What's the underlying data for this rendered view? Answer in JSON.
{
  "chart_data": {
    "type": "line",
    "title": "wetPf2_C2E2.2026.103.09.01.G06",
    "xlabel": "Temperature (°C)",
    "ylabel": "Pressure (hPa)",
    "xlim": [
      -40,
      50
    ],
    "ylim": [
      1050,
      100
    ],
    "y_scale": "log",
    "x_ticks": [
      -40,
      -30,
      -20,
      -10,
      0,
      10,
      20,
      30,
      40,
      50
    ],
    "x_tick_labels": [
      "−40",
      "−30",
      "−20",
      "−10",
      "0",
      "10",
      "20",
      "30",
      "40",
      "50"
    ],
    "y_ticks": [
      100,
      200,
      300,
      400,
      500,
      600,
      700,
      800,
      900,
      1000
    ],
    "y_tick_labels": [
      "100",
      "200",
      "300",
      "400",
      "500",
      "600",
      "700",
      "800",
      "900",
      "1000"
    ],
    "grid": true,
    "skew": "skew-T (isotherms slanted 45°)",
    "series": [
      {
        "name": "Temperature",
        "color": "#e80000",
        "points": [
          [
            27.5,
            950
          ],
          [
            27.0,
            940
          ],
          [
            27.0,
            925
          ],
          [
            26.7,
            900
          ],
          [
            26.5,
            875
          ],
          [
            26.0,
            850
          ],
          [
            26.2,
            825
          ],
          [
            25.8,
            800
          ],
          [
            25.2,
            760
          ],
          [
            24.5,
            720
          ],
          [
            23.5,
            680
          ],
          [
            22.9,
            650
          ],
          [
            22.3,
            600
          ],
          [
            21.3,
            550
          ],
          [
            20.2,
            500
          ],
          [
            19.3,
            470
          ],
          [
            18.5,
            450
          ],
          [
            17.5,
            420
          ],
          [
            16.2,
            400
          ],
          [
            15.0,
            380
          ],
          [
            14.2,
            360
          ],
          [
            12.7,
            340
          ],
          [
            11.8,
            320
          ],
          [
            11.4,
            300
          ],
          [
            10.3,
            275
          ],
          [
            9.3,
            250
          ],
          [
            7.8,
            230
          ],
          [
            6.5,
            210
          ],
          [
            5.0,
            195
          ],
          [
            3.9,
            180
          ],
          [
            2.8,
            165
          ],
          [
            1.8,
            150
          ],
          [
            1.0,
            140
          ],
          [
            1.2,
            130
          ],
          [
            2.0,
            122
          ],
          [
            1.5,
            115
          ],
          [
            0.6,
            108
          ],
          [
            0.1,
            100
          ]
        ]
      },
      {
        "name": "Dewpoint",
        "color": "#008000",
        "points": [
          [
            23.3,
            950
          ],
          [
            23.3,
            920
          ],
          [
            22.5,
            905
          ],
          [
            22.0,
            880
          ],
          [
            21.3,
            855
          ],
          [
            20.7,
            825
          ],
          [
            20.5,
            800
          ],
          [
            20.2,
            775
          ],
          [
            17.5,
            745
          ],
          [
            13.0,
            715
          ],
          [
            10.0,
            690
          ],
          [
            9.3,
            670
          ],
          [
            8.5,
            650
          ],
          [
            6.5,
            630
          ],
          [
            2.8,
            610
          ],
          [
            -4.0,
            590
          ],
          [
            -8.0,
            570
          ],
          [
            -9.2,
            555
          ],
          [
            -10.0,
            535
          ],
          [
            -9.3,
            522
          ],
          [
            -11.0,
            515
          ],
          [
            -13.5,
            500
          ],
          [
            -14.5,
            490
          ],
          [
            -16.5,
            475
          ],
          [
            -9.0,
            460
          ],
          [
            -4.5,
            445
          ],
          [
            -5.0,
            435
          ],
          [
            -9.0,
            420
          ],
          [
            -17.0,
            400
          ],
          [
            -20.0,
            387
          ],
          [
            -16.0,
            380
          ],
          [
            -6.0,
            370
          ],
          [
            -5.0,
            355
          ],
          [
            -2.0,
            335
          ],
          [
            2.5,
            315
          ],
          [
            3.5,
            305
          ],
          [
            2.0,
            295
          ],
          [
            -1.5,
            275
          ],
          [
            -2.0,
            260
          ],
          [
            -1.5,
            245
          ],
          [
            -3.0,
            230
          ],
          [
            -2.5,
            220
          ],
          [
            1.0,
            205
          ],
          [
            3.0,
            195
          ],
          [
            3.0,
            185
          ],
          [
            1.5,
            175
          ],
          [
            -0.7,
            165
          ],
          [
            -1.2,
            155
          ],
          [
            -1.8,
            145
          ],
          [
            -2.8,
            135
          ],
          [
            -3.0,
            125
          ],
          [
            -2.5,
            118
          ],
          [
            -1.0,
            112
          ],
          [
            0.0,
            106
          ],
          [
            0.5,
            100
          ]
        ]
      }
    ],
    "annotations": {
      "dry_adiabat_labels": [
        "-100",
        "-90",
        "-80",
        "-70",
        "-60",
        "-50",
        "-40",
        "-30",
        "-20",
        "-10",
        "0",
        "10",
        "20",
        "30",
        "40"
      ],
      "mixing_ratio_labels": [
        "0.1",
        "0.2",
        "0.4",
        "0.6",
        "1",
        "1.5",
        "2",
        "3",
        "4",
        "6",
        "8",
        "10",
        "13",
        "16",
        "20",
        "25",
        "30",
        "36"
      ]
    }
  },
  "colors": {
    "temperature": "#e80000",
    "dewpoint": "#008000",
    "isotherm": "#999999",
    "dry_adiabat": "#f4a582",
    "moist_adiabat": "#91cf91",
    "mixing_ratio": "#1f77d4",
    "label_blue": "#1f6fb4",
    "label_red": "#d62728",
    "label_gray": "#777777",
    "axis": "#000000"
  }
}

_Exercise task:_ The records above need to be transcribed in full. Keep every character unchanged.

_The output:_
What's the underlying data for this rendered view? Answer in JSON.
{
  "chart_data": {
    "type": "line",
    "title": "wetPf2_C2E2.2026.103.09.01.G06",
    "xlabel": "Temperature (°C)",
    "ylabel": "Pressure (hPa)",
    "xlim": [
      -40,
      50
    ],
    "ylim": [
      1050,
      100
    ],
    "y_scale": "log",
    "x_ticks": [
      -40,
      -30,
      -20,
      -10,
      0,
      10,
      20,
      30,
      40,
      50
    ],
    "x_tick_labels": [
      "−40",
      "−30",
      "−20",
      "−10",
      "0",
      "10",
      "20",
      "30",
      "40",
      "50"
    ],
    "y_ticks": [
      100,
      200,
      300,
      400,
      500,
      600,
      700,
      800,
      900,
      1000
    ],
    "y_tick_labels": [
      "100",
      "200",
      "300",
      "400",
      "500",
      "600",
      "700",
      "800",
      "900",
      "1000"
    ],
    "grid": true,
    "skew": "skew-T (isotherms slanted 45°)",
    "series": [
      {
        "name": "Temperature",
        "color": "#e80000",
        "points": [
          [
            27.5,
            950
          ],
          [
            27.0,
            940
          ],
          [
            27.0,
            925
          ],
          [
            26.7,
            900
          ],
          [
            26.5,
            875
          ],
          [
            26.0,
            850
          ],
          [
            26.2,
            825
          ],
          [
            25.8,
            800
          ],
          [
            25.2,
            760
          ],
          [
            24.5,
            720
          ],
          [
            23.5,
            680
          ],
          [
            22.9,
            650
          ],
          [
            22.3,
            600
          ],
          [
            21.3,
            550
          ],
          [
            20.2,
            500
          ],
          [
            19.3,
            470
          ],
          [
            18.5,
            450
          ],
          [
            17.5,
            420
          ],
          [
            16.2,
            400
          ],
          [
            15.0,
            380
          ],
          [
            14.2,
            360
          ],
          [
            12.7,
            340
          ],
          [
            11.8,
            320
          ],
          [
            11.4,
            300
          ],
          [
            10.3,
            275
          ],
          [
            9.3,
            250
          ],
          [
            7.8,
            230
          ],
          [
            6.5,
            210
          ],
          [
            5.0,
            195
          ],
          [
            3.9,
            180
          ],
          [
            2.8,
            165
          ],
          [
            1.8,
            150
          ],
          [
            1.0,
            140
          ],
          [
            1.2,
            130
          ],
          [
            2.0,
            122
          ],
          [
            1.5,
            115
          ],
          [
            0.6,
            108
          ],
          [
            0.1,
            100
          ]
        ]
      },
      {
        "name": "Dewpoint",
        "color": "#008000",
        "points": [
          [
            23.3,
            950
          ],
          [
            23.3,
            920
          ],
          [
            22.5,
            905
          ],
          [
            22.0,
            880
          ],
          [
            21.3,
            855
          ],
          [
            20.7,
            825
          ],
          [
            20.5,
            800
          ],
          [
            20.2,
            775
          ],
          [
            17.5,
            745
          ],
          [
            13.0,
            715
          ],
          [
            10.0,
            690
          ],
          [
            9.3,
            670
          ],
          [
            8.5,
            650
          ],
          [
            6.5,
            630
          ],
          [
            2.8,
            610
          ],
          [
            -4.0,
            590
          ],
          [
            -8.0,
            570
          ],
          [
            -9.2,
            555
          ],
          [
            -10.0,
            535
          ],
          [
            -9.3,
            522
          ],
          [
            -11.0,
            515
          ],
          [
            -13.5,
            500
          ],
          [
            -14.5,
            490
          ],
          [
            -16.5,
            475
          ],
          [
            -9.0,
            460
          ],
          [
            -4.5,
            445
          ],
          [
            -5.0,
            435
          ],
          [
            -9.0,
            420
          ],
          [
            -17.0,
            400
          ],
          [
            -20.0,
            387
          ],
          [
            -16.0,
            380
          ],
          [
            -6.0,
            370
          ],
          [
            -5.0,
            355
          ],
          [
            -2.0,
            335
          ],
          [
            2.5,
            315
          ],
          [
            3.5,
            305
          ],
          [
            2.0,
            295
          ],
          [
            -1.5,
            275
          ],
          [
            -2.0,
            260
          ],
          [
            -1.5,
            245
          ],
          [
            -3.0,
            230
          ],
          [
            -2.5,
            220
          ],
          [
            1.0,
            205
          ],
          [
            3.0,
            195
          ],
          [
            3.0,
            185
          ],
          [
            1.5,
            175
          ],
          [
            -0.7,
            165
          ],
          [
            -1.2,
            155
          ],
          [
            -1.8,
            145
          ],
          [
            -2.8,
            135
          ],
          [
            -3.0,
            125
          ],
          [
            -2.5,
            118
          ],
          [
            -1.0,
            112
          ],
          [
            0.0,
            106
          ],
          [
            0.5,
            100
          ]
        ]
      }
    ],
    "annotations": {
      "dry_adiabat_labels": [
        "-100",
        "-90",
        "-80",
        "-70",
        "-60",
        "-50",
        "-40",
        "-30",
        "-20",
        "-10",
        "0",
        "10",
        "20",
        "30",
        "40"
      ],
      "mixing_ratio_labels": [
        "0.1",
        "0.2",
        "0.4",
        "0.6",
        "1",
        "1.5",
        "2",
        "3",
        "4",
        "6",
        "8",
        "10",
        "13",
        "16",
        "20",
        "25",
        "30",
        "36"
      ]
    }
  },
  "colors": {
    "temperature": "#e80000",
    "dewpoint": "#008000",
    "isotherm": "#999999",
    "dry_adiabat": "#f4a582",
    "moist_adiabat": "#91cf91",
    "mixing_ratio": "#1f77d4",
    "label_blue": "#1f6fb4",
    "label_red": "#d62728",
    "label_gray": "#777777",
    "axis": "#000000"
  }
}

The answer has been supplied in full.